◆ Instructions for the task: Report every line of the entries that contains the word "this".

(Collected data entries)
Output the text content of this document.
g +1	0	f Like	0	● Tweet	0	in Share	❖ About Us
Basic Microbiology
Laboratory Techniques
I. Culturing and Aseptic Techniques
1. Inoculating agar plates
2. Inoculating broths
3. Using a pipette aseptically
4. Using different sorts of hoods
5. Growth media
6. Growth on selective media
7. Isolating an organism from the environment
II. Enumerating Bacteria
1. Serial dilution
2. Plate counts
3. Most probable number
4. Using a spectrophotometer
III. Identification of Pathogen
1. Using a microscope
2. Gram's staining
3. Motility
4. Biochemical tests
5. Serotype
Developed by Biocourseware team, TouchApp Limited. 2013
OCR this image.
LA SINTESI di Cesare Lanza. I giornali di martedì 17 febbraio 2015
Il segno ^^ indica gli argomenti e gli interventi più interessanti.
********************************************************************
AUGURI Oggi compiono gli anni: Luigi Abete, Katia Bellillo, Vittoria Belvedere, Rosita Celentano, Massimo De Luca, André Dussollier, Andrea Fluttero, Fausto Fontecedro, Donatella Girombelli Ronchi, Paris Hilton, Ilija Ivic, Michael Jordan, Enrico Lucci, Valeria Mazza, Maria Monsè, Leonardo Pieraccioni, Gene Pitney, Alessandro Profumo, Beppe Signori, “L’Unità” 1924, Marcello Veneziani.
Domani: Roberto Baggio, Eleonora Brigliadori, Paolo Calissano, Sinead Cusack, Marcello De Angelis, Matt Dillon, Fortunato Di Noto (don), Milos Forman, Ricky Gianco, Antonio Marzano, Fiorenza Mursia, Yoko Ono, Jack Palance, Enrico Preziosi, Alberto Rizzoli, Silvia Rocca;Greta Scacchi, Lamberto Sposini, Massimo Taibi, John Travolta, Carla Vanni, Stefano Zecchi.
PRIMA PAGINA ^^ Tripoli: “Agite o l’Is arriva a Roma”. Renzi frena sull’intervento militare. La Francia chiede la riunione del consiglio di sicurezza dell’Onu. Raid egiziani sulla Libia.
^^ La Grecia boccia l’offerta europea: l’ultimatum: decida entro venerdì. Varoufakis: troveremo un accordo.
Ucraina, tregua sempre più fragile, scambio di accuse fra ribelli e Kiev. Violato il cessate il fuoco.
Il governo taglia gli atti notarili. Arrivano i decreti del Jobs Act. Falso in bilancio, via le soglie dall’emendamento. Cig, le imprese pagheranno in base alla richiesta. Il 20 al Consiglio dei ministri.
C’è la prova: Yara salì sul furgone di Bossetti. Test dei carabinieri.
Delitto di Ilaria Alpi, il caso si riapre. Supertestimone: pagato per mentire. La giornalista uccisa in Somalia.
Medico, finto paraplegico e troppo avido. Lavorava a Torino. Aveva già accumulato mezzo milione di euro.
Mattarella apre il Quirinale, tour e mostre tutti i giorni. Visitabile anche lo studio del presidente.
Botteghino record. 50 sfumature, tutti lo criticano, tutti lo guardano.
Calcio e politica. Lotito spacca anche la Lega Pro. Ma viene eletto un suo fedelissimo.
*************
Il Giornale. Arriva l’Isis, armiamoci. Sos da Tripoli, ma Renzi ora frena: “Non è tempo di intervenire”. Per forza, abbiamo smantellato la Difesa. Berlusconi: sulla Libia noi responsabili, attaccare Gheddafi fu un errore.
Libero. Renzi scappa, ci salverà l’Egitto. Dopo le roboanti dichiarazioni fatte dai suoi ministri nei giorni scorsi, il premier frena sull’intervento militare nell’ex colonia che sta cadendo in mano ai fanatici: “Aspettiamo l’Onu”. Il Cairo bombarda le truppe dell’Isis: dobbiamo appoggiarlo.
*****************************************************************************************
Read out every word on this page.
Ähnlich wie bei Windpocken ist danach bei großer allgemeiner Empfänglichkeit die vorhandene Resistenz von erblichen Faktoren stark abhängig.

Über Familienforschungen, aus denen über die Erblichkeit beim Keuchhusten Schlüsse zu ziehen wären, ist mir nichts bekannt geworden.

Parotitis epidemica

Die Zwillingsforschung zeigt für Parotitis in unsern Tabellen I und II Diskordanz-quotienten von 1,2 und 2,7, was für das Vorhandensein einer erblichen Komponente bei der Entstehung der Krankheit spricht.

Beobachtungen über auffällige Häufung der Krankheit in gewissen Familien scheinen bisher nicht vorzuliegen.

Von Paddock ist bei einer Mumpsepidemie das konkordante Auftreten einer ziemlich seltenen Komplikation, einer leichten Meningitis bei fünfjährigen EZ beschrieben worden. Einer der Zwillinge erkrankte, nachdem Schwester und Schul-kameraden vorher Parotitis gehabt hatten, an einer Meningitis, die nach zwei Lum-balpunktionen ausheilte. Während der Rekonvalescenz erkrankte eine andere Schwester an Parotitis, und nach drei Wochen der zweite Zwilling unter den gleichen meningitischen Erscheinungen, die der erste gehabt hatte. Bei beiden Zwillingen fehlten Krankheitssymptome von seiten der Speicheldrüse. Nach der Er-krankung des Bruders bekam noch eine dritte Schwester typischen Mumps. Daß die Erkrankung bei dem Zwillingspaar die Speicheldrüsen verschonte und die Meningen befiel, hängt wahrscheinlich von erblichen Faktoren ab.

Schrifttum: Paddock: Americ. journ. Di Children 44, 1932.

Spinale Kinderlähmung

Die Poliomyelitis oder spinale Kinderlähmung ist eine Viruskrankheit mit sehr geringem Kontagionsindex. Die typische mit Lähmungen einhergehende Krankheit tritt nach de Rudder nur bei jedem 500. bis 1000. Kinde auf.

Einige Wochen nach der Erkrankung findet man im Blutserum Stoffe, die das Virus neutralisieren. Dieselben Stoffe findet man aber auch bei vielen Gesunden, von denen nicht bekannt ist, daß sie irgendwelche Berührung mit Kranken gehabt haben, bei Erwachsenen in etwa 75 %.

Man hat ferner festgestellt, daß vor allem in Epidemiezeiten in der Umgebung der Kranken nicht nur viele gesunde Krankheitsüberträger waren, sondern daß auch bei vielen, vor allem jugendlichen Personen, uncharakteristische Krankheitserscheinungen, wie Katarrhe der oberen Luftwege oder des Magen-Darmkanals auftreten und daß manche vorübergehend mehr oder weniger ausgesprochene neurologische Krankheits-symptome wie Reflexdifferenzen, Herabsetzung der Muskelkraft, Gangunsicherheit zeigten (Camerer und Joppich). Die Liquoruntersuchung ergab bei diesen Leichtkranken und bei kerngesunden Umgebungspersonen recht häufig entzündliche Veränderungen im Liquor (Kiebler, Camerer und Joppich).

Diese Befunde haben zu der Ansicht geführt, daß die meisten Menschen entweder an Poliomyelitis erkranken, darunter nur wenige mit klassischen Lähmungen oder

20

◆ Your response:
Output the text content of this document.
OCR this image.
Read out every word on this page.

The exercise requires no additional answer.